### What you are asked to do
Exactly as given, repeat all of the entries.

· · · ·

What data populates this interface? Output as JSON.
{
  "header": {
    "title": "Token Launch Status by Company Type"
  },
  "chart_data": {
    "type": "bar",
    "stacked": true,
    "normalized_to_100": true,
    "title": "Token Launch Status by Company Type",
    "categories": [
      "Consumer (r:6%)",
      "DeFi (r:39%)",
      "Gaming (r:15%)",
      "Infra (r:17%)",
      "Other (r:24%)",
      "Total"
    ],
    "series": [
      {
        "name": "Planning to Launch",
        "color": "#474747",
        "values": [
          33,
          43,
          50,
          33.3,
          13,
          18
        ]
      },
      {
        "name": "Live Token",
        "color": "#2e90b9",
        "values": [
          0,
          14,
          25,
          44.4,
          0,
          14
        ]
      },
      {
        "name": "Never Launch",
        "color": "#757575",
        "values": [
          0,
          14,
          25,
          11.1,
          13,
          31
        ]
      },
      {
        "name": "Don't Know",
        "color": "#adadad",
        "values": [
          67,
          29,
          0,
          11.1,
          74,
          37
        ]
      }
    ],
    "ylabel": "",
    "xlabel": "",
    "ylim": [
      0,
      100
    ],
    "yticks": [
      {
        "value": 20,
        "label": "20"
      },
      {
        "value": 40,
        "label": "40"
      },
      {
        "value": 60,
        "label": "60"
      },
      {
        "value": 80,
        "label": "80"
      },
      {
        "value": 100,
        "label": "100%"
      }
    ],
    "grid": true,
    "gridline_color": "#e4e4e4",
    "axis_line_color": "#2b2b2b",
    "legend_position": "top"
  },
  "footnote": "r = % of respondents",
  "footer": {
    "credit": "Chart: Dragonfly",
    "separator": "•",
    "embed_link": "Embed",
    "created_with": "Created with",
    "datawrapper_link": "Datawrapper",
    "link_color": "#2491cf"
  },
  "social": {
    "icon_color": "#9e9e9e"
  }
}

· · · ·

### Worked answer
What data populates this interface? Output as JSON.
{
  "header": {
    "title": "Token Launch Status by Company Type"
  },
  "chart_data": {
    "type": "bar",
    "stacked": true,
    "normalized_to_100": true,
    "title": "Token Launch Status by Company Type",
    "categories": [
      "Consumer (r:6%)",
      "DeFi (r:39%)",
      "Gaming (r:15%)",
      "Infra (r:17%)",
      "Other (r:24%)",
      "Total"
    ],
    "series": [
      {
        "name": "Planning to Launch",
        "color": "#474747",
        "values": [
          33,
          43,
          50,
          33.3,
          13,
          18
        ]
      },
      {
        "name": "Live Token",
        "color": "#2e90b9",
        "values": [
          0,
          14,
          25,
          44.4,
          0,
          14
        ]
      },
      {
        "name": "Never Launch",
        "color": "#757575",
        "values": [
          0,
          14,
          25,
          11.1,
          13,
          31
        ]
      },
      {
        "name": "Don't Know",
        "color": "#adadad",
        "values": [
          67,
          29,
          0,
          11.1,
          74,
          37
        ]
      }
    ],
    "ylabel": "",
    "xlabel": "",
    "ylim": [
      0,
      100
    ],
    "yticks": [
      {
        "value": 20,
        "label": "20"
      },
      {
        "value": 40,
        "label": "40"
      },
      {
        "value": 60,
        "label": "60"
      },
      {
        "value": 80,
        "label": "80"
      },
      {
        "value": 100,
        "label": "100%"
      }
    ],
    "grid": true,
    "gridline_color": "#e4e4e4",
    "axis_line_color": "#2b2b2b",
    "legend_position": "top"
  },
  "footnote": "r = % of respondents",
  "footer": {
    "credit": "Chart: Dragonfly",
    "separator": "•",
    "embed_link": "Embed",
    "created_with": "Created with",
    "datawrapper_link": "Datawrapper",
    "link_color": "#2491cf"
  },
  "social": {
    "icon_color": "#9e9e9e"
  }
}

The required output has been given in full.